#### [Given information]

------------------------------------

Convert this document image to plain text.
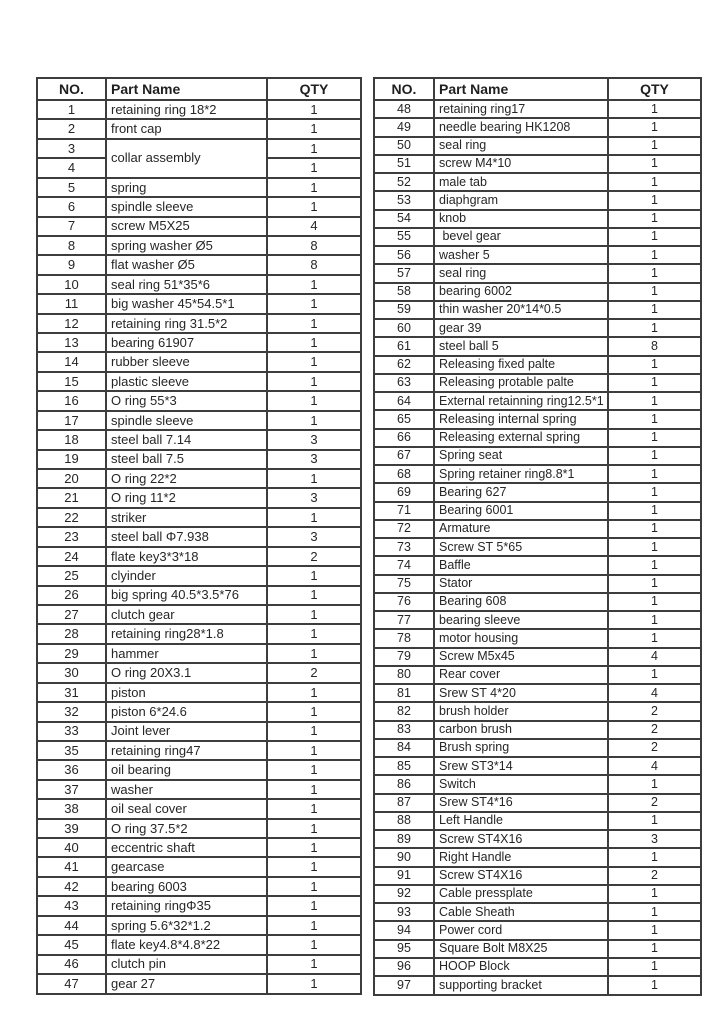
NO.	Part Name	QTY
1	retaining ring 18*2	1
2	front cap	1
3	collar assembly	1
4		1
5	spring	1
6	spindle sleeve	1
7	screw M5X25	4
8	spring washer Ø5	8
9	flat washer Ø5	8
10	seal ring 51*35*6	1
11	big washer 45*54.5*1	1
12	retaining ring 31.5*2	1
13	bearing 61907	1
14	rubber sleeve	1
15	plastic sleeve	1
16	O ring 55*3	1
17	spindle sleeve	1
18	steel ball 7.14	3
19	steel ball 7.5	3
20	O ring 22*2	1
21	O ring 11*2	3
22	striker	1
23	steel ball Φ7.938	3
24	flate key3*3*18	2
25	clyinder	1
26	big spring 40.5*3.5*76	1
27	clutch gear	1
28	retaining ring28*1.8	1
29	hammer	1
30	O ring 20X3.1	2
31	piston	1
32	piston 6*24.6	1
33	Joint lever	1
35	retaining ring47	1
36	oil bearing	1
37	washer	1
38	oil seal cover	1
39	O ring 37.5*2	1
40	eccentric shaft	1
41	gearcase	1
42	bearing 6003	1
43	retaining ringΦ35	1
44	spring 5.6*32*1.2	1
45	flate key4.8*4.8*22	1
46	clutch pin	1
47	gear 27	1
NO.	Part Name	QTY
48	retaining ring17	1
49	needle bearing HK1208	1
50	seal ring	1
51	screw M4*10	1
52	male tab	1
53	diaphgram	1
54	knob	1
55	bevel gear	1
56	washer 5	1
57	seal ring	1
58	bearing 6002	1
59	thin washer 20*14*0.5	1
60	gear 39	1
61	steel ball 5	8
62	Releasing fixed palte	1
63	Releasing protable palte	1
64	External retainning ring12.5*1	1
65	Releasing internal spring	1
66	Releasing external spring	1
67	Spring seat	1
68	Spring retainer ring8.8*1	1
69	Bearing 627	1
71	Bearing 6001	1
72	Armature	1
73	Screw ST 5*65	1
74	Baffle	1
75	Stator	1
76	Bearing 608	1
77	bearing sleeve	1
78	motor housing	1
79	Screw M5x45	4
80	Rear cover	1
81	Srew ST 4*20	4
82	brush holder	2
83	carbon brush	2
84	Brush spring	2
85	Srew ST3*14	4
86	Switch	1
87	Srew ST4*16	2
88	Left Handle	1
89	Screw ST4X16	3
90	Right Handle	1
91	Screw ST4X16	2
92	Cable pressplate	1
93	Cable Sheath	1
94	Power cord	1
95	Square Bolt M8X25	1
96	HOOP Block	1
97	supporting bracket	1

------------------------------------

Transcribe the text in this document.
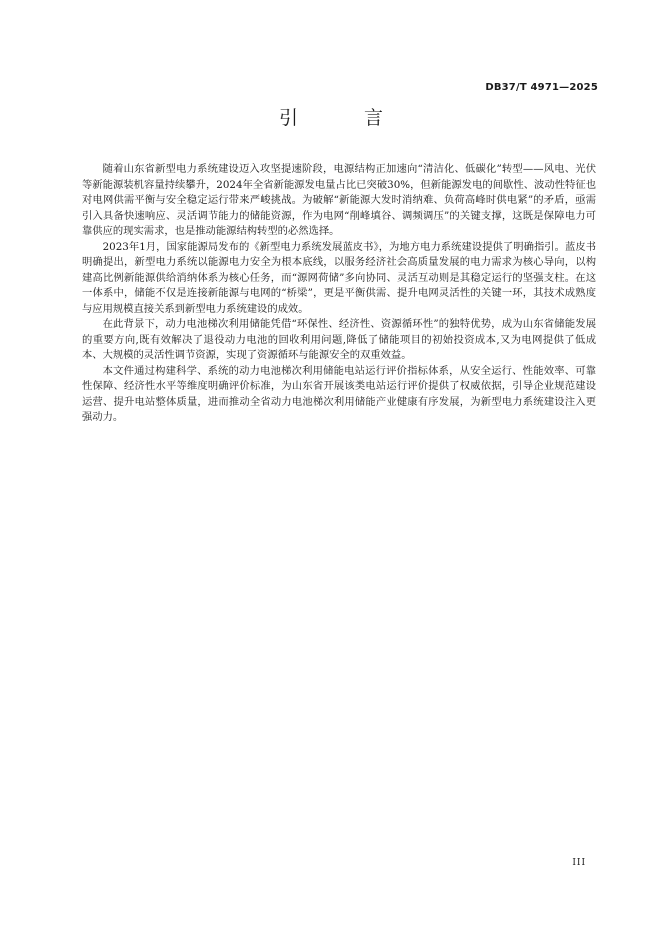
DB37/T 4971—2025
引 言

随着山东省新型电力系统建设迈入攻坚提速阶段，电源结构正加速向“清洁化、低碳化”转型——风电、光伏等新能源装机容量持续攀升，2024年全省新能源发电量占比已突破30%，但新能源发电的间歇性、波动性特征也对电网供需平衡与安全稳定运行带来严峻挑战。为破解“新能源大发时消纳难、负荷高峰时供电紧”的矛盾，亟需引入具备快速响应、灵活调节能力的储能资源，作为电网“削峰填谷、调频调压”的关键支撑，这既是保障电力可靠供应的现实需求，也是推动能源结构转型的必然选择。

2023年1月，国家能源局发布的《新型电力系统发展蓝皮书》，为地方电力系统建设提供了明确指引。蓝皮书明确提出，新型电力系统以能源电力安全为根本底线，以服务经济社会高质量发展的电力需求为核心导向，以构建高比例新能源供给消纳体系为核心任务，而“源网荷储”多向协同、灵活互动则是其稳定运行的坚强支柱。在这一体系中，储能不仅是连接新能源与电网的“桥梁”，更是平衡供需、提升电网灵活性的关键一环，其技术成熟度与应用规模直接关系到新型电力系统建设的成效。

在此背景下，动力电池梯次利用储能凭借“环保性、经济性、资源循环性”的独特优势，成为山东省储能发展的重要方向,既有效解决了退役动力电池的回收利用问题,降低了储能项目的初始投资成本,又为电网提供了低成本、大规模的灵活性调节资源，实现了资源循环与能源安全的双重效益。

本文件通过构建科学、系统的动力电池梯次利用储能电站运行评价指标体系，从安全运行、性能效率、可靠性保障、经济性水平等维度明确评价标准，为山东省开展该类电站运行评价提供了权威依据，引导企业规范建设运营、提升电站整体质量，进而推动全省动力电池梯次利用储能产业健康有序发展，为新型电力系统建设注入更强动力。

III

------------------------------------

Where a line holds "ball", copy it out.

#### [Written response]
18	steel ball 7.14	3
19	steel ball 7.5	3
23	steel ball Φ7.938	3
61	steel ball 5	8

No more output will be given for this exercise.